(Records contained in a dataset)

START

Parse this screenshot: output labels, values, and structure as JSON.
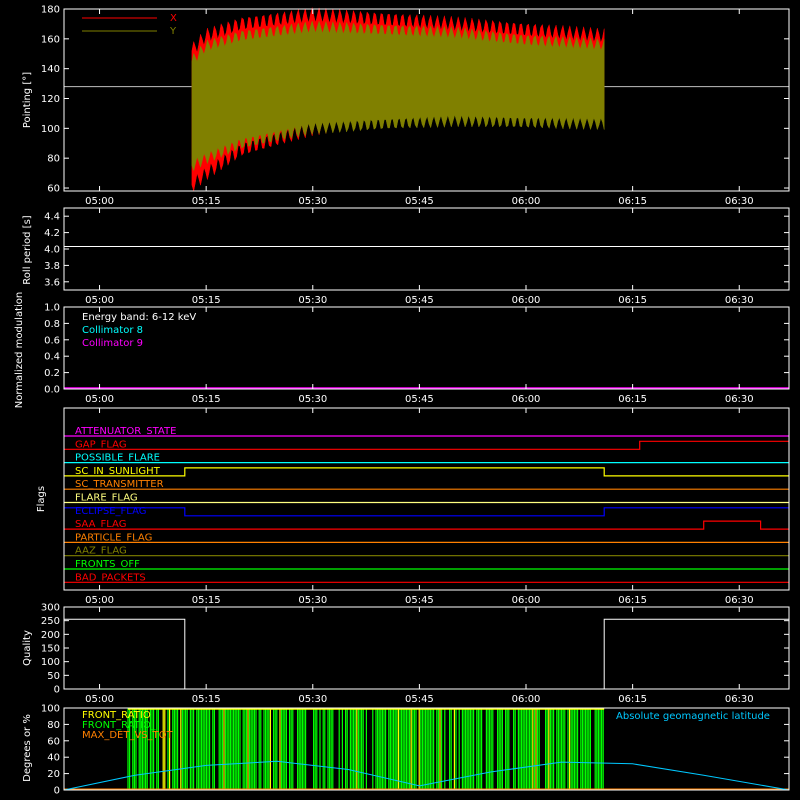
{
  "colors": {
    "background": "#000000",
    "axis": "#ffffff",
    "x_series": "#ff0000",
    "y_series": "#808000",
    "collimator8": "#00ffff",
    "collimator9": "#ff00ff",
    "front_ratio": "#ffff00",
    "front_ratio_green": "#00ff00",
    "max_det": "#ff8000",
    "geomag": "#00c8ff"
  },
  "chart_data": [
    {
      "type": "area",
      "panel": "pointing",
      "ylabel": "Pointing [°]",
      "xlim": [
        "04:55",
        "06:37"
      ],
      "ylim": [
        58,
        180
      ],
      "yticks": [
        60,
        80,
        100,
        120,
        140,
        160,
        180
      ],
      "xticks": [
        "05:00",
        "05:15",
        "05:30",
        "05:45",
        "06:00",
        "06:15",
        "06:30"
      ],
      "reference_line": 128,
      "series": [
        {
          "name": "X",
          "t": [
            "05:13",
            "05:15",
            "05:20",
            "05:30",
            "05:40",
            "05:50",
            "06:00",
            "06:11"
          ],
          "min": [
            62,
            70,
            86,
            100,
            108,
            112,
            115,
            116
          ],
          "max": [
            152,
            162,
            170,
            176,
            173,
            170,
            166,
            162
          ]
        },
        {
          "name": "Y",
          "t": [
            "05:13",
            "05:15",
            "05:20",
            "05:30",
            "05:40",
            "05:50",
            "06:00",
            "06:11"
          ],
          "min": [
            75,
            80,
            90,
            100,
            103,
            105,
            104,
            103
          ],
          "max": [
            145,
            155,
            162,
            168,
            166,
            164,
            159,
            156
          ]
        }
      ]
    },
    {
      "type": "line",
      "panel": "roll",
      "ylabel": "Roll period [s]",
      "xlim": [
        "04:55",
        "06:37"
      ],
      "ylim": [
        3.5,
        4.5
      ],
      "yticks": [
        3.6,
        3.8,
        4.0,
        4.2,
        4.4
      ],
      "xticks": [
        "05:00",
        "05:15",
        "05:30",
        "05:45",
        "06:00",
        "06:15",
        "06:30"
      ],
      "series": [
        {
          "t": [
            "04:55",
            "06:37"
          ],
          "values": [
            4.03,
            4.03
          ]
        }
      ]
    },
    {
      "type": "line",
      "panel": "modulation",
      "ylabel": "Normalized modulation",
      "xlim": [
        "04:55",
        "06:37"
      ],
      "ylim": [
        0,
        1
      ],
      "yticks": [
        0.0,
        0.2,
        0.4,
        0.6,
        0.8,
        1.0
      ],
      "xticks": [
        "05:00",
        "05:15",
        "05:30",
        "05:45",
        "06:00",
        "06:15",
        "06:30"
      ],
      "annotation": "Energy band: 6-12 keV",
      "series": [
        {
          "name": "Collimator 8",
          "values": [
            0.0,
            0.0
          ]
        },
        {
          "name": "Collimator 9",
          "values": [
            0.0,
            0.0
          ]
        }
      ]
    },
    {
      "type": "line",
      "panel": "flags",
      "ylabel": "Flags",
      "xlim": [
        "04:55",
        "06:37"
      ],
      "xticks": [
        "05:00",
        "05:15",
        "05:30",
        "05:45",
        "06:00",
        "06:15",
        "06:30"
      ],
      "flags": [
        {
          "name": "ATTENUATOR_STATE",
          "color": "#ff00ff",
          "segments": [
            [
              "04:55",
              "06:37",
              0
            ]
          ]
        },
        {
          "name": "GAP_FLAG",
          "color": "#ff0000",
          "segments": [
            [
              "04:55",
              "06:16",
              0
            ],
            [
              "06:16",
              "06:37",
              1
            ]
          ]
        },
        {
          "name": "POSSIBLE_FLARE",
          "color": "#00ffff",
          "segments": [
            [
              "04:55",
              "06:37",
              0
            ]
          ]
        },
        {
          "name": "SC_IN_SUNLIGHT",
          "color": "#ffff00",
          "segments": [
            [
              "04:55",
              "05:12",
              0
            ],
            [
              "05:12",
              "06:11",
              1
            ],
            [
              "06:11",
              "06:37",
              0
            ]
          ]
        },
        {
          "name": "SC_TRANSMITTER",
          "color": "#ff8000",
          "segments": [
            [
              "04:55",
              "06:37",
              0
            ]
          ]
        },
        {
          "name": "FLARE_FLAG",
          "color": "#ffff80",
          "segments": [
            [
              "04:55",
              "06:37",
              0
            ]
          ]
        },
        {
          "name": "ECLIPSE_FLAG",
          "color": "#0000ff",
          "segments": [
            [
              "04:55",
              "05:12",
              1
            ],
            [
              "05:12",
              "06:11",
              0
            ],
            [
              "06:11",
              "06:37",
              1
            ]
          ]
        },
        {
          "name": "SAA_FLAG",
          "color": "#ff0000",
          "segments": [
            [
              "04:55",
              "06:25",
              0
            ],
            [
              "06:25",
              "06:33",
              1
            ],
            [
              "06:33",
              "06:37",
              0
            ]
          ]
        },
        {
          "name": "PARTICLE_FLAG",
          "color": "#ff8000",
          "segments": [
            [
              "04:55",
              "06:37",
              0
            ]
          ]
        },
        {
          "name": "AAZ_FLAG",
          "color": "#808000",
          "segments": [
            [
              "04:55",
              "06:37",
              0
            ]
          ]
        },
        {
          "name": "FRONTS_OFF",
          "color": "#00ff00",
          "segments": [
            [
              "04:55",
              "06:37",
              0
            ]
          ]
        },
        {
          "name": "BAD_PACKETS",
          "color": "#ff0000",
          "segments": [
            [
              "04:55",
              "06:37",
              0
            ]
          ]
        }
      ]
    },
    {
      "type": "line",
      "panel": "quality",
      "ylabel": "Quality",
      "xlim": [
        "04:55",
        "06:37"
      ],
      "ylim": [
        0,
        300
      ],
      "yticks": [
        0,
        50,
        100,
        150,
        200,
        250,
        300
      ],
      "xticks": [
        "05:00",
        "05:15",
        "05:30",
        "05:45",
        "06:00",
        "06:15",
        "06:30"
      ],
      "series": [
        {
          "t": [
            "04:55",
            "05:12",
            "05:12",
            "06:11",
            "06:11",
            "06:37"
          ],
          "values": [
            255,
            255,
            0,
            0,
            255,
            255
          ]
        }
      ]
    },
    {
      "type": "bar",
      "panel": "ratios",
      "ylabel": "Degrees or %",
      "xlim": [
        "04:55",
        "06:37"
      ],
      "ylim": [
        0,
        100
      ],
      "yticks": [
        0,
        20,
        40,
        60,
        80,
        100
      ],
      "series": [
        {
          "name": "FRONT_RATIO",
          "t": [
            "05:04",
            "06:11"
          ],
          "values": [
            100,
            100
          ]
        },
        {
          "name": "FRONT_RATIO_",
          "t": [
            "05:04",
            "06:11"
          ],
          "values": [
            100,
            100
          ]
        },
        {
          "name": "MAX_DET_VS_TOT",
          "values": [
            0,
            0
          ]
        },
        {
          "name": "Absolute geomagnetic latitude",
          "t": [
            "04:55",
            "05:05",
            "05:15",
            "05:25",
            "05:35",
            "05:45",
            "05:55",
            "06:05",
            "06:15",
            "06:25",
            "06:37"
          ],
          "values": [
            0,
            18,
            30,
            35,
            25,
            5,
            22,
            34,
            32,
            18,
            0
          ]
        }
      ]
    }
  ]
}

END

* [WORK INSTRUCTIONS] Strip out the pictures and quote the remaining data word for word.

* [WRITTEN SOLUTION]
Parse this screenshot: output labels, values, and structure as JSON.
{
  "colors": {
    "background": "#000000",
    "axis": "#ffffff",
    "x_series": "#ff0000",
    "y_series": "#808000",
    "collimator8": "#00ffff",
    "collimator9": "#ff00ff",
    "front_ratio": "#ffff00",
    "front_ratio_green": "#00ff00",
    "max_det": "#ff8000",
    "geomag": "#00c8ff"
  },
  "chart_data": [
    {
      "type": "area",
      "panel": "pointing",
      "ylabel": "Pointing [°]",
      "xlim": [
        "04:55",
        "06:37"
      ],
      "ylim": [
        58,
        180
      ],
      "yticks": [
        60,
        80,
        100,
        120,
        140,
        160,
        180
      ],
      "xticks": [
        "05:00",
        "05:15",
        "05:30",
        "05:45",
        "06:00",
        "06:15",
        "06:30"
      ],
      "reference_line": 128,
      "series": [
        {
          "name": "X",
          "t": [
            "05:13",
            "05:15",
            "05:20",
            "05:30",
            "05:40",
            "05:50",
            "06:00",
            "06:11"
          ],
          "min": [
            62,
            70,
            86,
            100,
            108,
            112,
            115,
            116
          ],
          "max": [
            152,
            162,
            170,
            176,
            173,
            170,
            166,
            162
          ]
        },
        {
          "name": "Y",
          "t": [
            "05:13",
            "05:15",
            "05:20",
            "05:30",
            "05:40",
            "05:50",
            "06:00",
            "06:11"
          ],
          "min": [
            75,
            80,
            90,
            100,
            103,
            105,
            104,
            103
          ],
          "max": [
            145,
            155,
            162,
            168,
            166,
            164,
            159,
            156
          ]
        }
      ]
    },
    {
      "type": "line",
      "panel": "roll",
      "ylabel": "Roll period [s]",
      "xlim": [
        "04:55",
        "06:37"
      ],
      "ylim": [
        3.5,
        4.5
      ],
      "yticks": [
        3.6,
        3.8,
        4.0,
        4.2,
        4.4
      ],
      "xticks": [
        "05:00",
        "05:15",
        "05:30",
        "05:45",
        "06:00",
        "06:15",
        "06:30"
      ],
      "series": [
        {
          "t": [
            "04:55",
            "06:37"
          ],
          "values": [
            4.03,
            4.03
          ]
        }
      ]
    },
    {
      "type": "line",
      "panel": "modulation",
      "ylabel": "Normalized modulation",
      "xlim": [
        "04:55",
        "06:37"
      ],
      "ylim": [
        0,
        1
      ],
      "yticks": [
        0.0,
        0.2,
        0.4,
        0.6,
        0.8,
        1.0
      ],
      "xticks": [
        "05:00",
        "05:15",
        "05:30",
        "05:45",
        "06:00",
        "06:15",
        "06:30"
      ],
      "annotation": "Energy band: 6-12 keV",
      "series": [
        {
          "name": "Collimator 8",
          "values": [
            0.0,
            0.0
          ]
        },
        {
          "name": "Collimator 9",
          "values": [
            0.0,
            0.0
          ]
        }
      ]
    },
    {
      "type": "line",
      "panel": "flags",
      "ylabel": "Flags",
      "xlim": [
        "04:55",
        "06:37"
      ],
      "xticks": [
        "05:00",
        "05:15",
        "05:30",
        "05:45",
        "06:00",
        "06:15",
        "06:30"
      ],
      "flags": [
        {
          "name": "ATTENUATOR_STATE",
          "color": "#ff00ff",
          "segments": [
            [
              "04:55",
              "06:37",
              0
            ]
          ]
        },
        {
          "name": "GAP_FLAG",
          "color": "#ff0000",
          "segments": [
            [
              "04:55",
              "06:16",
              0
            ],
            [
              "06:16",
              "06:37",
              1
            ]
          ]
        },
        {
          "name": "POSSIBLE_FLARE",
          "color": "#00ffff",
          "segments": [
            [
              "04:55",
              "06:37",
              0
            ]
          ]
        },
        {
          "name": "SC_IN_SUNLIGHT",
          "color": "#ffff00",
          "segments": [
            [
              "04:55",
              "05:12",
              0
            ],
            [
              "05:12",
              "06:11",
              1
            ],
            [
              "06:11",
              "06:37",
              0
            ]
          ]
        },
        {
          "name": "SC_TRANSMITTER",
          "color": "#ff8000",
          "segments": [
            [
              "04:55",
              "06:37",
              0
            ]
          ]
        },
        {
          "name": "FLARE_FLAG",
          "color": "#ffff80",
          "segments": [
            [
              "04:55",
              "06:37",
              0
            ]
          ]
        },
        {
          "name": "ECLIPSE_FLAG",
          "color": "#0000ff",
          "segments": [
            [
              "04:55",
              "05:12",
              1
            ],
            [
              "05:12",
              "06:11",
              0
            ],
            [
              "06:11",
              "06:37",
              1
            ]
          ]
        },
        {
          "name": "SAA_FLAG",
          "color": "#ff0000",
          "segments": [
            [
              "04:55",
              "06:25",
              0
            ],
            [
              "06:25",
              "06:33",
              1
            ],
            [
              "06:33",
              "06:37",
              0
            ]
          ]
        },
        {
          "name": "PARTICLE_FLAG",
          "color": "#ff8000",
          "segments": [
            [
              "04:55",
              "06:37",
              0
            ]
          ]
        },
        {
          "name": "AAZ_FLAG",
          "color": "#808000",
          "segments": [
            [
              "04:55",
              "06:37",
              0
            ]
          ]
        },
        {
          "name": "FRONTS_OFF",
          "color": "#00ff00",
          "segments": [
            [
              "04:55",
              "06:37",
              0
            ]
          ]
        },
        {
          "name": "BAD_PACKETS",
          "color": "#ff0000",
          "segments": [
            [
              "04:55",
              "06:37",
              0
            ]
          ]
        }
      ]
    },
    {
      "type": "line",
      "panel": "quality",
      "ylabel": "Quality",
      "xlim": [
        "04:55",
        "06:37"
      ],
      "ylim": [
        0,
        300
      ],
      "yticks": [
        0,
        50,
        100,
        150,
        200,
        250,
        300
      ],
      "xticks": [
        "05:00",
        "05:15",
        "05:30",
        "05:45",
        "06:00",
        "06:15",
        "06:30"
      ],
      "series": [
        {
          "t": [
            "04:55",
            "05:12",
            "05:12",
            "06:11",
            "06:11",
            "06:37"
          ],
          "values": [
            255,
            255,
            0,
            0,
            255,
            255
          ]
        }
      ]
    },
    {
      "type": "bar",
      "panel": "ratios",
      "ylabel": "Degrees or %",
      "xlim": [
        "04:55",
        "06:37"
      ],
      "ylim": [
        0,
        100
      ],
      "yticks": [
        0,
        20,
        40,
        60,
        80,
        100
      ],
      "series": [
        {
          "name": "FRONT_RATIO",
          "t": [
            "05:04",
            "06:11"
          ],
          "values": [
            100,
            100
          ]
        },
        {
          "name": "FRONT_RATIO_",
          "t": [
            "05:04",
            "06:11"
          ],
          "values": [
            100,
            100
          ]
        },
        {
          "name": "MAX_DET_VS_TOT",
          "values": [
            0,
            0
          ]
        },
        {
          "name": "Absolute geomagnetic latitude",
          "t": [
            "04:55",
            "05:05",
            "05:15",
            "05:25",
            "05:35",
            "05:45",
            "05:55",
            "06:05",
            "06:15",
            "06:25",
            "06:37"
          ],
          "values": [
            0,
            18,
            30,
            35,
            25,
            5,
            22,
            34,
            32,
            18,
            0
          ]
        }
      ]
    }
  ]
}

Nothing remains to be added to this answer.